→ **Directive**:
Write out all of the entries exactly as given.

→ **Exercise material**:

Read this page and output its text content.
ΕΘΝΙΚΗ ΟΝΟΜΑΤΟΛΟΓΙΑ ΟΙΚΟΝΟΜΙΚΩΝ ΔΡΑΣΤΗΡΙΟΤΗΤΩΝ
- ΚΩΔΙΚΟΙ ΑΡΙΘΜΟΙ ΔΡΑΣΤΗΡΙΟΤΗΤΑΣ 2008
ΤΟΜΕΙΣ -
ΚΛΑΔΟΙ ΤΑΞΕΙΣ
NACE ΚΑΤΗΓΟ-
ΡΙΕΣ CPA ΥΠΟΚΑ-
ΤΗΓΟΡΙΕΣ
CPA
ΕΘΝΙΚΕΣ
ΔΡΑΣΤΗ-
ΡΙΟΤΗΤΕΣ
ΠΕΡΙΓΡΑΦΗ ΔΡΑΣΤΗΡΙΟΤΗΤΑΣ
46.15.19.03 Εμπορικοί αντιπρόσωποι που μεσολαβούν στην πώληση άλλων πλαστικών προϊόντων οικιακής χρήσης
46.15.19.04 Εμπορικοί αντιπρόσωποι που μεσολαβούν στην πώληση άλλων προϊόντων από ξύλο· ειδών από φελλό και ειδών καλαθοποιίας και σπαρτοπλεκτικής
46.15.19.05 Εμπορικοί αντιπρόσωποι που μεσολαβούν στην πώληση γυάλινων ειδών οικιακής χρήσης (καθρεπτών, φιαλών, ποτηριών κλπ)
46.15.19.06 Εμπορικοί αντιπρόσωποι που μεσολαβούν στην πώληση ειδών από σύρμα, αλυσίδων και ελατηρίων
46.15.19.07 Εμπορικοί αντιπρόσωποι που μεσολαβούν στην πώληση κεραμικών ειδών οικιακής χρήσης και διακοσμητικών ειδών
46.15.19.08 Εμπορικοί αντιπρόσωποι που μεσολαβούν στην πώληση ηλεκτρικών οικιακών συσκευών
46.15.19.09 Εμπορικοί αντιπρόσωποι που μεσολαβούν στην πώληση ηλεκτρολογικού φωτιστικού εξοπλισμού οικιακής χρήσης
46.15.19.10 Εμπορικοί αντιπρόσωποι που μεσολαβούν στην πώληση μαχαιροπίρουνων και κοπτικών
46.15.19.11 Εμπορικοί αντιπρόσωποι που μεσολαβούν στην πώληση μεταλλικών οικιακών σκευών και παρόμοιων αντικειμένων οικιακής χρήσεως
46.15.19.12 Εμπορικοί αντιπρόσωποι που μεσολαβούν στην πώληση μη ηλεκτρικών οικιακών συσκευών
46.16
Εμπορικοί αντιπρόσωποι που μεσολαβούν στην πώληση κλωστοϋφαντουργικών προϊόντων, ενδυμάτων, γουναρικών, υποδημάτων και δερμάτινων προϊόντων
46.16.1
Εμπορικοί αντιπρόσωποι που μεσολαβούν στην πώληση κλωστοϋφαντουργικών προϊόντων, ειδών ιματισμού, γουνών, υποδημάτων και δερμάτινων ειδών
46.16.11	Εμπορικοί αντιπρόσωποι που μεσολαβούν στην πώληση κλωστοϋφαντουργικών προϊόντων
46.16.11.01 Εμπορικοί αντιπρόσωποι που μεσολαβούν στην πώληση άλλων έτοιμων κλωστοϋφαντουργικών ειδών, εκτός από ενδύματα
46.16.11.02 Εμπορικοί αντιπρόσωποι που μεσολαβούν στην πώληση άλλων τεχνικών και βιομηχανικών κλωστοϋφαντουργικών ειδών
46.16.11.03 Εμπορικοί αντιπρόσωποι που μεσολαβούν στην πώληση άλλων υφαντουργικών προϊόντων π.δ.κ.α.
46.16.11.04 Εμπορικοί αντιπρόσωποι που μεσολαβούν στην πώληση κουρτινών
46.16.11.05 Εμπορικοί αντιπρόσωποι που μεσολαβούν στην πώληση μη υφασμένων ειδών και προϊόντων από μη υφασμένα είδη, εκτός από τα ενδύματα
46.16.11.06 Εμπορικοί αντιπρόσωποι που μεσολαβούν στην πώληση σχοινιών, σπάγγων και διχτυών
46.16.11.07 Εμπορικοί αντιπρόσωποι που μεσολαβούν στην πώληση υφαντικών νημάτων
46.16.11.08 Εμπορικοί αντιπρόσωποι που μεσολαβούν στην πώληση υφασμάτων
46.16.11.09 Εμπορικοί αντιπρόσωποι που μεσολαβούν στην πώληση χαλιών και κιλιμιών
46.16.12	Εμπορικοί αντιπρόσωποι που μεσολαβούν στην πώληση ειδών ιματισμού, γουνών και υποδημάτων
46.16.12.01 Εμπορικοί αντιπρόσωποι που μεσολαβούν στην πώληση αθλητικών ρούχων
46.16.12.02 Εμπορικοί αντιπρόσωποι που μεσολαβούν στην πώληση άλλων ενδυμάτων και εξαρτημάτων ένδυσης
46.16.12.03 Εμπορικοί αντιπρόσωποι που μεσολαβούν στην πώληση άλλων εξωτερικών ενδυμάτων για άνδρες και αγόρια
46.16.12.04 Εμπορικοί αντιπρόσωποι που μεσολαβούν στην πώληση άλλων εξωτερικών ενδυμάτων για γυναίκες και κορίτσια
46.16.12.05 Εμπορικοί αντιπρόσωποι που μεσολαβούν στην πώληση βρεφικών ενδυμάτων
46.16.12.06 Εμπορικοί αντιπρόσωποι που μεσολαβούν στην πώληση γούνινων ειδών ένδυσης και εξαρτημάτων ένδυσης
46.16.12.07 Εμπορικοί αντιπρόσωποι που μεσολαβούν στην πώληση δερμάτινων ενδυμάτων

→ **Answer to this task**:
Read this page and output its text content.
ΕΘΝΙΚΗ ΟΝΟΜΑΤΟΛΟΓΙΑ ΟΙΚΟΝΟΜΙΚΩΝ ΔΡΑΣΤΗΡΙΟΤΗΤΩΝ
- ΚΩΔΙΚΟΙ ΑΡΙΘΜΟΙ ΔΡΑΣΤΗΡΙΟΤΗΤΑΣ 2008
ΤΟΜΕΙΣ -
ΚΛΑΔΟΙ ΤΑΞΕΙΣ
NACE ΚΑΤΗΓΟ-
ΡΙΕΣ CPA ΥΠΟΚΑ-
ΤΗΓΟΡΙΕΣ
CPA
ΕΘΝΙΚΕΣ
ΔΡΑΣΤΗ-
ΡΙΟΤΗΤΕΣ
ΠΕΡΙΓΡΑΦΗ ΔΡΑΣΤΗΡΙΟΤΗΤΑΣ
46.15.19.03 Εμπορικοί αντιπρόσωποι που μεσολαβούν στην πώληση άλλων πλαστικών προϊόντων οικιακής χρήσης
46.15.19.04 Εμπορικοί αντιπρόσωποι που μεσολαβούν στην πώληση άλλων προϊόντων από ξύλο· ειδών από φελλό και ειδών καλαθοποιίας και σπαρτοπλεκτικής
46.15.19.05 Εμπορικοί αντιπρόσωποι που μεσολαβούν στην πώληση γυάλινων ειδών οικιακής χρήσης (καθρεπτών, φιαλών, ποτηριών κλπ)
46.15.19.06 Εμπορικοί αντιπρόσωποι που μεσολαβούν στην πώληση ειδών από σύρμα, αλυσίδων και ελατηρίων
46.15.19.07 Εμπορικοί αντιπρόσωποι που μεσολαβούν στην πώληση κεραμικών ειδών οικιακής χρήσης και διακοσμητικών ειδών
46.15.19.08 Εμπορικοί αντιπρόσωποι που μεσολαβούν στην πώληση ηλεκτρικών οικιακών συσκευών
46.15.19.09 Εμπορικοί αντιπρόσωποι που μεσολαβούν στην πώληση ηλεκτρολογικού φωτιστικού εξοπλισμού οικιακής χρήσης
46.15.19.10 Εμπορικοί αντιπρόσωποι που μεσολαβούν στην πώληση μαχαιροπίρουνων και κοπτικών
46.15.19.11 Εμπορικοί αντιπρόσωποι που μεσολαβούν στην πώληση μεταλλικών οικιακών σκευών και παρόμοιων αντικειμένων οικιακής χρήσεως
46.15.19.12 Εμπορικοί αντιπρόσωποι που μεσολαβούν στην πώληση μη ηλεκτρικών οικιακών συσκευών
46.16
Εμπορικοί αντιπρόσωποι που μεσολαβούν στην πώληση κλωστοϋφαντουργικών προϊόντων, ενδυμάτων, γουναρικών, υποδημάτων και δερμάτινων προϊόντων
46.16.1
Εμπορικοί αντιπρόσωποι που μεσολαβούν στην πώληση κλωστοϋφαντουργικών προϊόντων, ειδών ιματισμού, γουνών, υποδημάτων και δερμάτινων ειδών
46.16.11	Εμπορικοί αντιπρόσωποι που μεσολαβούν στην πώληση κλωστοϋφαντουργικών προϊόντων
46.16.11.01 Εμπορικοί αντιπρόσωποι που μεσολαβούν στην πώληση άλλων έτοιμων κλωστοϋφαντουργικών ειδών, εκτός από ενδύματα
46.16.11.02 Εμπορικοί αντιπρόσωποι που μεσολαβούν στην πώληση άλλων τεχνικών και βιομηχανικών κλωστοϋφαντουργικών ειδών
46.16.11.03 Εμπορικοί αντιπρόσωποι που μεσολαβούν στην πώληση άλλων υφαντουργικών προϊόντων π.δ.κ.α.
46.16.11.04 Εμπορικοί αντιπρόσωποι που μεσολαβούν στην πώληση κουρτινών
46.16.11.05 Εμπορικοί αντιπρόσωποι που μεσολαβούν στην πώληση μη υφασμένων ειδών και προϊόντων από μη υφασμένα είδη, εκτός από τα ενδύματα
46.16.11.06 Εμπορικοί αντιπρόσωποι που μεσολαβούν στην πώληση σχοινιών, σπάγγων και διχτυών
46.16.11.07 Εμπορικοί αντιπρόσωποι που μεσολαβούν στην πώληση υφαντικών νημάτων
46.16.11.08 Εμπορικοί αντιπρόσωποι που μεσολαβούν στην πώληση υφασμάτων
46.16.11.09 Εμπορικοί αντιπρόσωποι που μεσολαβούν στην πώληση χαλιών και κιλιμιών
46.16.12	Εμπορικοί αντιπρόσωποι που μεσολαβούν στην πώληση ειδών ιματισμού, γουνών και υποδημάτων
46.16.12.01 Εμπορικοί αντιπρόσωποι που μεσολαβούν στην πώληση αθλητικών ρούχων
46.16.12.02 Εμπορικοί αντιπρόσωποι που μεσολαβούν στην πώληση άλλων ενδυμάτων και εξαρτημάτων ένδυσης
46.16.12.03 Εμπορικοί αντιπρόσωποι που μεσολαβούν στην πώληση άλλων εξωτερικών ενδυμάτων για άνδρες και αγόρια
46.16.12.04 Εμπορικοί αντιπρόσωποι που μεσολαβούν στην πώληση άλλων εξωτερικών ενδυμάτων για γυναίκες και κορίτσια
46.16.12.05 Εμπορικοί αντιπρόσωποι που μεσολαβούν στην πώληση βρεφικών ενδυμάτων
46.16.12.06 Εμπορικοί αντιπρόσωποι που μεσολαβούν στην πώληση γούνινων ειδών ένδυσης και εξαρτημάτων ένδυσης
46.16.12.07 Εμπορικοί αντιπρόσωποι που μεσολαβούν στην πώληση δερμάτινων ενδυμάτων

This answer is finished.